## start

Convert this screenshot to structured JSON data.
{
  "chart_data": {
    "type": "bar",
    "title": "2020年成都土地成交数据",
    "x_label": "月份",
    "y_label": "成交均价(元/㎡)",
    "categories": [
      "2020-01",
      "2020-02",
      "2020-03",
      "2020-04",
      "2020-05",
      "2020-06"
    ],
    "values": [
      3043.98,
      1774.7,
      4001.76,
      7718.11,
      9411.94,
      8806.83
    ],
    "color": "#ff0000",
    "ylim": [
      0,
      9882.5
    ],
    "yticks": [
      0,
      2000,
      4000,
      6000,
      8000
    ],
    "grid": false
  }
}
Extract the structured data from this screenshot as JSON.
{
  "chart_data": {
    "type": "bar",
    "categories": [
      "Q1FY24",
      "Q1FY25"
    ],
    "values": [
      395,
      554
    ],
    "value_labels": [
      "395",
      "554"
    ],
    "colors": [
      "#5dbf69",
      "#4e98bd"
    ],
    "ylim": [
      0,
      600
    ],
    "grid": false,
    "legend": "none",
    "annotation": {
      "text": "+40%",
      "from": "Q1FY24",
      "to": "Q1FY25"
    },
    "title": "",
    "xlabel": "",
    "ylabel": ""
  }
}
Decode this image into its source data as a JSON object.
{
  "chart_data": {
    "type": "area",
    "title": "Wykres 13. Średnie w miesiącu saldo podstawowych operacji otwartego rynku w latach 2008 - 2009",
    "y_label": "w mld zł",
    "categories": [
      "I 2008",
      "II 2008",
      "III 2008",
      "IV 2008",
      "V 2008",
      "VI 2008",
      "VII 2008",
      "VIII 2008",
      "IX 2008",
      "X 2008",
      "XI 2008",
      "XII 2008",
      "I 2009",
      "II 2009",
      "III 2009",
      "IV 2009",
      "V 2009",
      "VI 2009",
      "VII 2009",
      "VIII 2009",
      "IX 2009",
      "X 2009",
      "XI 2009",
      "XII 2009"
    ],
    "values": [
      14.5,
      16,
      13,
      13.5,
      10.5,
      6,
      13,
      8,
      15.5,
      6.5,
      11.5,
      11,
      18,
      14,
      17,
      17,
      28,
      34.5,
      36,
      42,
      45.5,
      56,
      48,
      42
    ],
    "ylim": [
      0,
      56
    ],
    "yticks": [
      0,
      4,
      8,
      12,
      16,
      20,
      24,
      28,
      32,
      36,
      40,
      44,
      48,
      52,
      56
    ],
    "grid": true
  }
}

## end

Problem
All of the entries above need to be reproduced exactly.

Result of the exercise
Convert this screenshot to structured JSON data.
{
  "chart_data": {
    "type": "bar",
    "title": "2020年成都土地成交数据",
    "x_label": "月份",
    "y_label": "成交均价(元/㎡)",
    "categories": [
      "2020-01",
      "2020-02",
      "2020-03",
      "2020-04",
      "2020-05",
      "2020-06"
    ],
    "values": [
      3043.98,
      1774.7,
      4001.76,
      7718.11,
      9411.94,
      8806.83
    ],
    "color": "#ff0000",
    "ylim": [
      0,
      9882.5
    ],
    "yticks": [
      0,
      2000,
      4000,
      6000,
      8000
    ],
    "grid": false
  }
}
Extract the structured data from this screenshot as JSON.
{
  "chart_data": {
    "type": "bar",
    "categories": [
      "Q1FY24",
      "Q1FY25"
    ],
    "values": [
      395,
      554
    ],
    "value_labels": [
      "395",
      "554"
    ],
    "colors": [
      "#5dbf69",
      "#4e98bd"
    ],
    "ylim": [
      0,
      600
    ],
    "grid": false,
    "legend": "none",
    "annotation": {
      "text": "+40%",
      "from": "Q1FY24",
      "to": "Q1FY25"
    },
    "title": "",
    "xlabel": "",
    "ylabel": ""
  }
}
Decode this image into its source data as a JSON object.
{
  "chart_data": {
    "type": "area",
    "title": "Wykres 13. Średnie w miesiącu saldo podstawowych operacji otwartego rynku w latach 2008 - 2009",
    "y_label": "w mld zł",
    "categories": [
      "I 2008",
      "II 2008",
      "III 2008",
      "IV 2008",
      "V 2008",
      "VI 2008",
      "VII 2008",
      "VIII 2008",
      "IX 2008",
      "X 2008",
      "XI 2008",
      "XII 2008",
      "I 2009",
      "II 2009",
      "III 2009",
      "IV 2009",
      "V 2009",
      "VI 2009",
      "VII 2009",
      "VIII 2009",
      "IX 2009",
      "X 2009",
      "XI 2009",
      "XII 2009"
    ],
    "values": [
      14.5,
      16,
      13,
      13.5,
      10.5,
      6,
      13,
      8,
      15.5,
      6.5,
      11.5,
      11,
      18,
      14,
      17,
      17,
      28,
      34.5,
      36,
      42,
      45.5,
      56,
      48,
      42
    ],
    "ylim": [
      0,
      56
    ],
    "yticks": [
      0,
      4,
      8,
      12,
      16,
      20,
      24,
      28,
      32,
      36,
      40,
      44,
      48,
      52,
      56
    ],
    "grid": true
  }
}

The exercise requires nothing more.